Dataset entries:
(begin)

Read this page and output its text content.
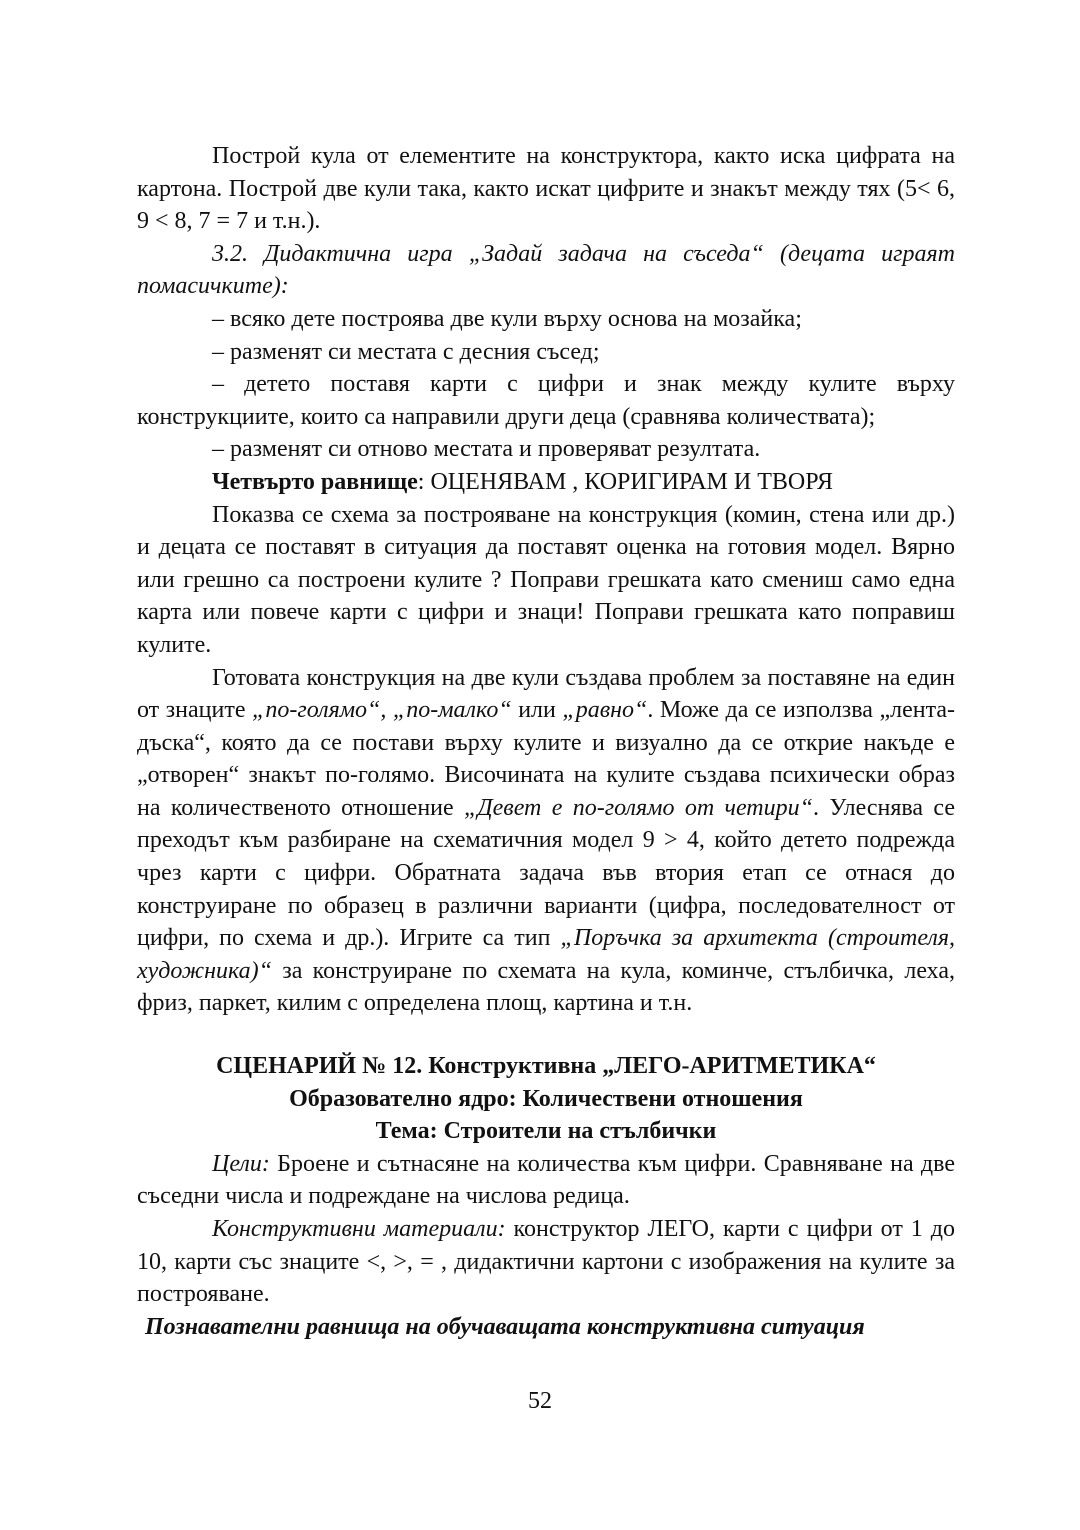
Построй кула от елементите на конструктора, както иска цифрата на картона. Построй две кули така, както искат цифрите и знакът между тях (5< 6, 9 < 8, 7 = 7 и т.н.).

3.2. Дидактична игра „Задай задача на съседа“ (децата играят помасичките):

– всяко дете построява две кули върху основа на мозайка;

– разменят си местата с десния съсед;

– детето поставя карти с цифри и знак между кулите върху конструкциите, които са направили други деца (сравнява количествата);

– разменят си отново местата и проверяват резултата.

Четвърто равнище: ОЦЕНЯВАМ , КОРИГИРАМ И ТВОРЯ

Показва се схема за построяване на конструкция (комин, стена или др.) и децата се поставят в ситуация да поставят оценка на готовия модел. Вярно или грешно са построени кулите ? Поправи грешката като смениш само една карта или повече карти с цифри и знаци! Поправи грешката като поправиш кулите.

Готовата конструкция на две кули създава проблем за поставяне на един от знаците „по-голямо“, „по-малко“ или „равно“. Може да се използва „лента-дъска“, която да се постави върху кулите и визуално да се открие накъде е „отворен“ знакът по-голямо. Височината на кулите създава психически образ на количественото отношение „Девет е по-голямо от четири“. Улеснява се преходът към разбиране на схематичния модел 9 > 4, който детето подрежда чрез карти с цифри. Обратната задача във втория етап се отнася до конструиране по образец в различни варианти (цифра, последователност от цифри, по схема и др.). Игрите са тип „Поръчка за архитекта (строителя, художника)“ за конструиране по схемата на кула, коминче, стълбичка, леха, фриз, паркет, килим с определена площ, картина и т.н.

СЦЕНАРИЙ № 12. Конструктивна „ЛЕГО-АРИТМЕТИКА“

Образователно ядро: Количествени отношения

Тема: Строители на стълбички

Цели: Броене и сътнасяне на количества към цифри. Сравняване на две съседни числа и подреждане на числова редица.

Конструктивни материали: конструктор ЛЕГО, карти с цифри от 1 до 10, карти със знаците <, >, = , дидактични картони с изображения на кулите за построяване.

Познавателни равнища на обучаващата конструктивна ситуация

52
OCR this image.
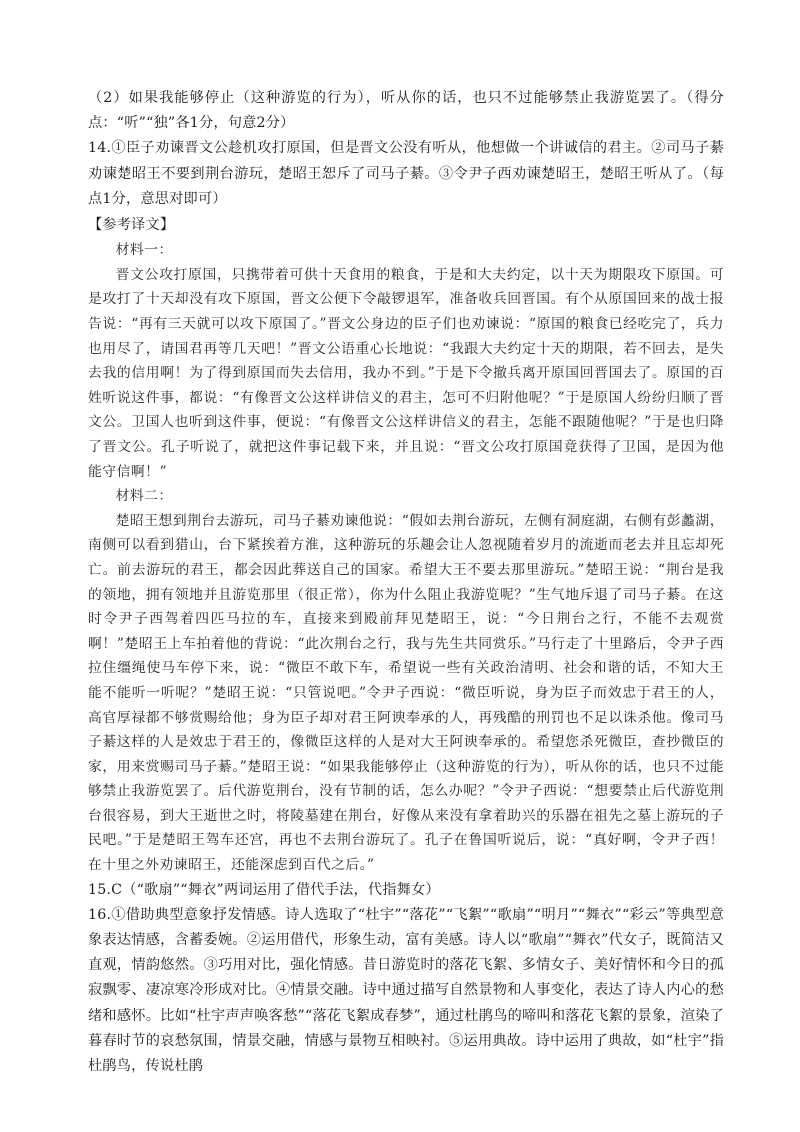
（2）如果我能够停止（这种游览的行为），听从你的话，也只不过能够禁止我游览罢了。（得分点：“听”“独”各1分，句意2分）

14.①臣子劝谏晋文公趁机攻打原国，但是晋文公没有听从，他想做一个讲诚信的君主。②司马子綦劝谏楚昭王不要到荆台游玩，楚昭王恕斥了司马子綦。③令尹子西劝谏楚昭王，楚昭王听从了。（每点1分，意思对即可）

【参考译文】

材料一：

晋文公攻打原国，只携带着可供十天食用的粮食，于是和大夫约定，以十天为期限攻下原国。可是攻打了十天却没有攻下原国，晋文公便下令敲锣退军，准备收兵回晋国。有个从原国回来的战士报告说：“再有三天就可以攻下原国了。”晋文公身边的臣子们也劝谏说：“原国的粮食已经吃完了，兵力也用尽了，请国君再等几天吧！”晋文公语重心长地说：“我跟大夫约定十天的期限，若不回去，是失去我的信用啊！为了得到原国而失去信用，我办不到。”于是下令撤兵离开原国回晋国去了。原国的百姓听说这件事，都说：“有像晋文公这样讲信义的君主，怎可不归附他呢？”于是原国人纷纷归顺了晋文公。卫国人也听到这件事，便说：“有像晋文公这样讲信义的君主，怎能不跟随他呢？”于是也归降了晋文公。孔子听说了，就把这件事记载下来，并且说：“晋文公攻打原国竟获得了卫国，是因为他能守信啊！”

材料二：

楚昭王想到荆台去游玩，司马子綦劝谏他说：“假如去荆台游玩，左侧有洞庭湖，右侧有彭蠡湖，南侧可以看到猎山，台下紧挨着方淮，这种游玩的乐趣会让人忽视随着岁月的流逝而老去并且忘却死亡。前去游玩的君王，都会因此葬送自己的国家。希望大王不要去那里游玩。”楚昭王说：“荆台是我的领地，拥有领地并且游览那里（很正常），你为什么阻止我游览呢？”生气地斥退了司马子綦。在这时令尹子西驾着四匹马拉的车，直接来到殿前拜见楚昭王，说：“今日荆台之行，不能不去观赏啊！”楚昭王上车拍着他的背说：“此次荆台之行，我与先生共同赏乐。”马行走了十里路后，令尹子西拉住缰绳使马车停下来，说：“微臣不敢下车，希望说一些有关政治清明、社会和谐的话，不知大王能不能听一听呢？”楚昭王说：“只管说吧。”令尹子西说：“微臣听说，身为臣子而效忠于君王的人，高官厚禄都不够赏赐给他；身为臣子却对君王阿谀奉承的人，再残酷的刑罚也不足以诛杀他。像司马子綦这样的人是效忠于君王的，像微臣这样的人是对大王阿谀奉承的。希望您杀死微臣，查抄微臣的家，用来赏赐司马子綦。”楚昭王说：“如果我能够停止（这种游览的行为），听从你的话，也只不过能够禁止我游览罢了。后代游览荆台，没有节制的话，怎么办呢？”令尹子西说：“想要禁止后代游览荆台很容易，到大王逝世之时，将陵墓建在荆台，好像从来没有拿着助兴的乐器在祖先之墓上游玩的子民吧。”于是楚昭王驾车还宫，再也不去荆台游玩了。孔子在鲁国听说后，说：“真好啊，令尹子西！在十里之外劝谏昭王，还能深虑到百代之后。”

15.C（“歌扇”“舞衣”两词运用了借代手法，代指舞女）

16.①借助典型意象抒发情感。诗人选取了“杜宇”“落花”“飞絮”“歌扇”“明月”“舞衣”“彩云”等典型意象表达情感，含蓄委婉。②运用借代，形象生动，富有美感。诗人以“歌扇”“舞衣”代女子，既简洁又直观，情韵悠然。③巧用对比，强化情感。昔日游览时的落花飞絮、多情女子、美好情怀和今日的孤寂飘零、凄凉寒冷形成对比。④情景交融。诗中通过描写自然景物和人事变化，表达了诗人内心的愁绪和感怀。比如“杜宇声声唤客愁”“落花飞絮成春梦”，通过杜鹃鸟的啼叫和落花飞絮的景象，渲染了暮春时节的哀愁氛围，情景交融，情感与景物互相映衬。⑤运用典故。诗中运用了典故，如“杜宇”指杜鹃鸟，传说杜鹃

(end)

Challenge: Without the pictures, repeat the listing above exactly.

Expected answer:
Read this page and output its text content.
Построй кула от елементите на конструктора, както иска цифрата на картона. Построй две кули така, както искат цифрите и знакът между тях (5< 6, 9 < 8, 7 = 7 и т.н.).

3.2. Дидактична игра „Задай задача на съседа“ (децата играят помасичките):

– всяко дете построява две кули върху основа на мозайка;

– разменят си местата с десния съсед;

– детето поставя карти с цифри и знак между кулите върху конструкциите, които са направили други деца (сравнява количествата);

– разменят си отново местата и проверяват резултата.

Четвърто равнище: ОЦЕНЯВАМ , КОРИГИРАМ И ТВОРЯ

Показва се схема за построяване на конструкция (комин, стена или др.) и децата се поставят в ситуация да поставят оценка на готовия модел. Вярно или грешно са построени кулите ? Поправи грешката като смениш само една карта или повече карти с цифри и знаци! Поправи грешката като поправиш кулите.

Готовата конструкция на две кули създава проблем за поставяне на един от знаците „по-голямо“, „по-малко“ или „равно“. Може да се използва „лента-дъска“, която да се постави върху кулите и визуално да се открие накъде е „отворен“ знакът по-голямо. Височината на кулите създава психически образ на количественото отношение „Девет е по-голямо от четири“. Улеснява се преходът към разбиране на схематичния модел 9 > 4, който детето подрежда чрез карти с цифри. Обратната задача във втория етап се отнася до конструиране по образец в различни варианти (цифра, последователност от цифри, по схема и др.). Игрите са тип „Поръчка за архитекта (строителя, художника)“ за конструиране по схемата на кула, коминче, стълбичка, леха, фриз, паркет, килим с определена площ, картина и т.н.

СЦЕНАРИЙ № 12. Конструктивна „ЛЕГО-АРИТМЕТИКА“

Образователно ядро: Количествени отношения

Тема: Строители на стълбички

Цели: Броене и сътнасяне на количества към цифри. Сравняване на две съседни числа и подреждане на числова редица.

Конструктивни материали: конструктор ЛЕГО, карти с цифри от 1 до 10, карти със знаците <, >, = , дидактични картони с изображения на кулите за построяване.

Познавателни равнища на обучаващата конструктивна ситуация

52
OCR this image.
（2）如果我能够停止（这种游览的行为），听从你的话，也只不过能够禁止我游览罢了。（得分点：“听”“独”各1分，句意2分）

14.①臣子劝谏晋文公趁机攻打原国，但是晋文公没有听从，他想做一个讲诚信的君主。②司马子綦劝谏楚昭王不要到荆台游玩，楚昭王恕斥了司马子綦。③令尹子西劝谏楚昭王，楚昭王听从了。（每点1分，意思对即可）

【参考译文】

材料一：

晋文公攻打原国，只携带着可供十天食用的粮食，于是和大夫约定，以十天为期限攻下原国。可是攻打了十天却没有攻下原国，晋文公便下令敲锣退军，准备收兵回晋国。有个从原国回来的战士报告说：“再有三天就可以攻下原国了。”晋文公身边的臣子们也劝谏说：“原国的粮食已经吃完了，兵力也用尽了，请国君再等几天吧！”晋文公语重心长地说：“我跟大夫约定十天的期限，若不回去，是失去我的信用啊！为了得到原国而失去信用，我办不到。”于是下令撤兵离开原国回晋国去了。原国的百姓听说这件事，都说：“有像晋文公这样讲信义的君主，怎可不归附他呢？”于是原国人纷纷归顺了晋文公。卫国人也听到这件事，便说：“有像晋文公这样讲信义的君主，怎能不跟随他呢？”于是也归降了晋文公。孔子听说了，就把这件事记载下来，并且说：“晋文公攻打原国竟获得了卫国，是因为他能守信啊！”

材料二：

楚昭王想到荆台去游玩，司马子綦劝谏他说：“假如去荆台游玩，左侧有洞庭湖，右侧有彭蠡湖，南侧可以看到猎山，台下紧挨着方淮，这种游玩的乐趣会让人忽视随着岁月的流逝而老去并且忘却死亡。前去游玩的君王，都会因此葬送自己的国家。希望大王不要去那里游玩。”楚昭王说：“荆台是我的领地，拥有领地并且游览那里（很正常），你为什么阻止我游览呢？”生气地斥退了司马子綦。在这时令尹子西驾着四匹马拉的车，直接来到殿前拜见楚昭王，说：“今日荆台之行，不能不去观赏啊！”楚昭王上车拍着他的背说：“此次荆台之行，我与先生共同赏乐。”马行走了十里路后，令尹子西拉住缰绳使马车停下来，说：“微臣不敢下车，希望说一些有关政治清明、社会和谐的话，不知大王能不能听一听呢？”楚昭王说：“只管说吧。”令尹子西说：“微臣听说，身为臣子而效忠于君王的人，高官厚禄都不够赏赐给他；身为臣子却对君王阿谀奉承的人，再残酷的刑罚也不足以诛杀他。像司马子綦这样的人是效忠于君王的，像微臣这样的人是对大王阿谀奉承的。希望您杀死微臣，查抄微臣的家，用来赏赐司马子綦。”楚昭王说：“如果我能够停止（这种游览的行为），听从你的话，也只不过能够禁止我游览罢了。后代游览荆台，没有节制的话，怎么办呢？”令尹子西说：“想要禁止后代游览荆台很容易，到大王逝世之时，将陵墓建在荆台，好像从来没有拿着助兴的乐器在祖先之墓上游玩的子民吧。”于是楚昭王驾车还宫，再也不去荆台游玩了。孔子在鲁国听说后，说：“真好啊，令尹子西！在十里之外劝谏昭王，还能深虑到百代之后。”

15.C（“歌扇”“舞衣”两词运用了借代手法，代指舞女）

16.①借助典型意象抒发情感。诗人选取了“杜宇”“落花”“飞絮”“歌扇”“明月”“舞衣”“彩云”等典型意象表达情感，含蓄委婉。②运用借代，形象生动，富有美感。诗人以“歌扇”“舞衣”代女子，既简洁又直观，情韵悠然。③巧用对比，强化情感。昔日游览时的落花飞絮、多情女子、美好情怀和今日的孤寂飘零、凄凉寒冷形成对比。④情景交融。诗中通过描写自然景物和人事变化，表达了诗人内心的愁绪和感怀。比如“杜宇声声唤客愁”“落花飞絮成春梦”，通过杜鹃鸟的啼叫和落花飞絮的景象，渲染了暮春时节的哀愁氛围，情景交融，情感与景物互相映衬。⑤运用典故。诗中运用了典故，如“杜宇”指杜鹃鸟，传说杜鹃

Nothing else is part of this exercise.